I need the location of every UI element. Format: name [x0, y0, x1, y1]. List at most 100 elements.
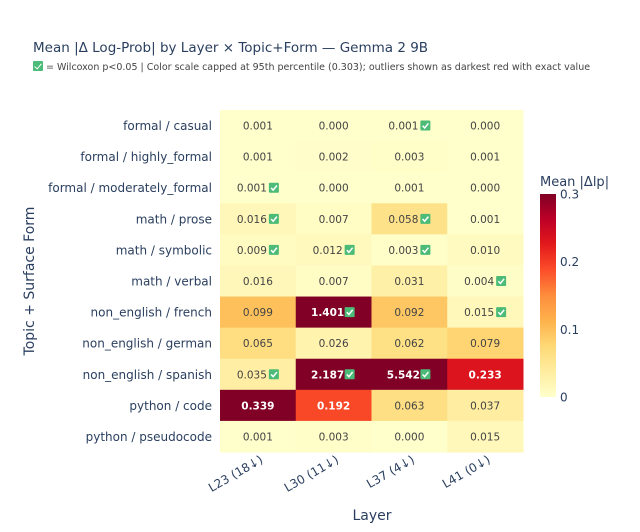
heatmap-cell: 0.016 — [220, 265, 297, 298]
cell-rect — [295, 234, 372, 266]
heatmap-cell: 0.001 — [371, 110, 448, 142]
colorbar-ticks: 0 0.1 0.2 0.3 — [560, 188, 579, 405]
cell-value: 0.000 — [319, 121, 349, 133]
chart-title: Mean |Δ Log-Prob| by Layer × Topic+Form … — [33, 40, 429, 56]
cell-value: 0.058 — [388, 214, 418, 226]
heatmap-cell: 0.001 — [220, 420, 297, 453]
heatmap-cell: 0.001 — [447, 141, 524, 173]
cell-rect — [371, 420, 448, 453]
cell-value: 0.003 — [394, 152, 424, 164]
x-axis-tick-labels: L23 (18↓) L30 (11↓) L37 (4↓) L41 (0↓) — [206, 452, 493, 494]
x-tick-label: L41 (0↓) — [440, 452, 493, 491]
cell-value: 0.007 — [319, 214, 349, 226]
x-axis-title: Layer — [352, 508, 391, 524]
cell-rect — [220, 327, 297, 360]
check-mark-icon — [496, 307, 507, 318]
cell-rect — [371, 265, 448, 298]
cell-value: 0.079 — [470, 338, 500, 350]
check-mark-icon — [268, 213, 279, 224]
heatmap-cell: 0.004 — [447, 265, 524, 298]
colorbar-gradient — [540, 194, 556, 397]
cell-value: 0.003 — [319, 431, 349, 443]
heatmap-cell: 0.015 — [447, 296, 524, 329]
check-mark-icon — [33, 61, 43, 71]
heatmap-cell: 0.001 — [447, 203, 524, 235]
cell-value: 0.001 — [470, 214, 500, 226]
cell-value: 0.012 — [313, 245, 343, 257]
heatmap-cell: 0.092 — [371, 296, 448, 329]
cell-value: 0.001 — [237, 183, 267, 195]
heatmap-cell: 0.001 — [220, 110, 297, 142]
cell-value: 0.016 — [243, 276, 273, 288]
cell-value: 0.000 — [319, 183, 349, 195]
cell-value: 0.035 — [237, 369, 267, 381]
cell-rect — [295, 296, 372, 329]
heatmap-cell: 0.001 — [220, 141, 297, 173]
cell-value: 0.001 — [243, 121, 273, 133]
cell-rect — [447, 172, 524, 204]
heatmap-cell: 0.015 — [447, 420, 524, 453]
cell-value: 0.000 — [394, 431, 424, 443]
cell-rect — [220, 389, 297, 422]
cell-rect — [447, 234, 524, 266]
cell-rect — [371, 110, 448, 142]
heatmap-cell: 0.026 — [295, 327, 372, 360]
cell-rect — [371, 389, 448, 422]
chart-subtitle: = Wilcoxon p<0.05 | Color scale capped a… — [33, 61, 590, 73]
cell-value: 0.000 — [470, 121, 500, 133]
heatmap-cell: 0.339 — [220, 389, 297, 422]
cell-rect — [295, 203, 372, 235]
cell-value: 5.542 — [387, 369, 420, 381]
check-mark-icon — [268, 369, 279, 380]
cell-value: 0.001 — [243, 431, 273, 443]
cell-rect — [371, 203, 448, 235]
cell-rect — [447, 327, 524, 360]
cell-rect — [447, 110, 524, 142]
cell-value: 0.001 — [470, 152, 500, 164]
cell-rect — [295, 172, 372, 204]
cell-value: 0.002 — [319, 152, 349, 164]
cell-rect — [295, 358, 372, 391]
y-tick-label: python / pseudocode — [86, 430, 212, 444]
heatmap-cell: 0.192 — [295, 389, 372, 422]
cell-rect — [295, 327, 372, 360]
colorbar-title: Mean |Δlp| — [540, 175, 609, 190]
y-tick-label: math / verbal — [131, 275, 212, 289]
cell-rect — [295, 420, 372, 453]
heatmap-cell: 0.233 — [447, 358, 524, 391]
cell-rect — [295, 265, 372, 298]
x-tick-label: L30 (11↓) — [282, 452, 341, 494]
cell-value: 0.339 — [241, 400, 274, 412]
heatmap-cell: 0.065 — [220, 327, 297, 360]
cell-value: 0.001 — [388, 121, 418, 133]
cell-rect — [295, 110, 372, 142]
x-tick-label: L37 (4↓) — [364, 452, 417, 491]
check-mark-icon — [344, 244, 355, 255]
heatmap-cells: 0.001 0.000 0.001 0.000 0.001 0.002 0.003 0.001… — [220, 110, 524, 453]
cell-rect — [447, 141, 524, 173]
cell-rect — [220, 296, 297, 329]
y-tick-label: python / code — [129, 399, 212, 413]
y-axis-tick-labels: formal / casual formal / highly_formalfor… — [48, 119, 212, 444]
y-tick-label: non_english / french — [91, 306, 212, 320]
cell-value: 0.031 — [394, 276, 424, 288]
cell-rect — [371, 172, 448, 204]
heatmap-cell: 0.058 — [371, 203, 448, 235]
cell-rect — [447, 389, 524, 422]
heatmap-cell: 0.001 — [371, 172, 448, 204]
heatmap-cell: 0.003 — [371, 141, 448, 173]
cell-value: 0.001 — [394, 183, 424, 195]
check-mark-icon — [420, 120, 431, 131]
heatmap-cell: 0.003 — [371, 234, 448, 266]
cell-value: 0.063 — [394, 400, 424, 412]
check-mark-icon — [420, 369, 431, 380]
y-tick-label: formal / casual — [123, 119, 212, 133]
cell-value: 0.009 — [237, 245, 267, 257]
heatmap-cell: 2.187 — [295, 358, 372, 391]
check-mark-icon — [420, 213, 431, 224]
colorbar-tick-label: 0.2 — [560, 255, 579, 269]
y-tick-label: formal / moderately_formal — [48, 181, 212, 195]
cell-value: 2.187 — [311, 369, 344, 381]
cell-rect — [220, 203, 297, 235]
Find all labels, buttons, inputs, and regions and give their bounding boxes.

- TASK PROMPT -
Reproduce the lines from the one containing "heatmap-cell: 0.016 — [220, 265, 297, 298]" through the one containing "cell-rect — [371, 265, 448, 298]", both included, without changing anything.

- EXERCISE RESPONSE -
heatmap-cell: 0.016 — [220, 265, 297, 298]
cell-rect — [295, 234, 372, 266]
heatmap-cell: 0.001 — [371, 110, 448, 142]
colorbar-ticks: 0 0.1 0.2 0.3 — [560, 188, 579, 405]
cell-value: 0.000 — [319, 121, 349, 133]
chart-title: Mean |Δ Log-Prob| by Layer × Topic+Form … — [33, 40, 429, 56]
cell-value: 0.058 — [388, 214, 418, 226]
heatmap-cell: 0.001 — [220, 420, 297, 453]
heatmap-cell: 0.001 — [447, 141, 524, 173]
cell-rect — [371, 420, 448, 453]
cell-value: 0.003 — [394, 152, 424, 164]
x-axis-tick-labels: L23 (18↓) L30 (11↓) L37 (4↓) L41 (0↓) — [206, 452, 493, 494]
x-tick-label: L41 (0↓) — [440, 452, 493, 491]
cell-value: 0.007 — [319, 214, 349, 226]
x-axis-title: Layer — [352, 508, 391, 524]
cell-rect — [220, 327, 297, 360]
check-mark-icon — [496, 307, 507, 318]
cell-rect — [371, 265, 448, 298]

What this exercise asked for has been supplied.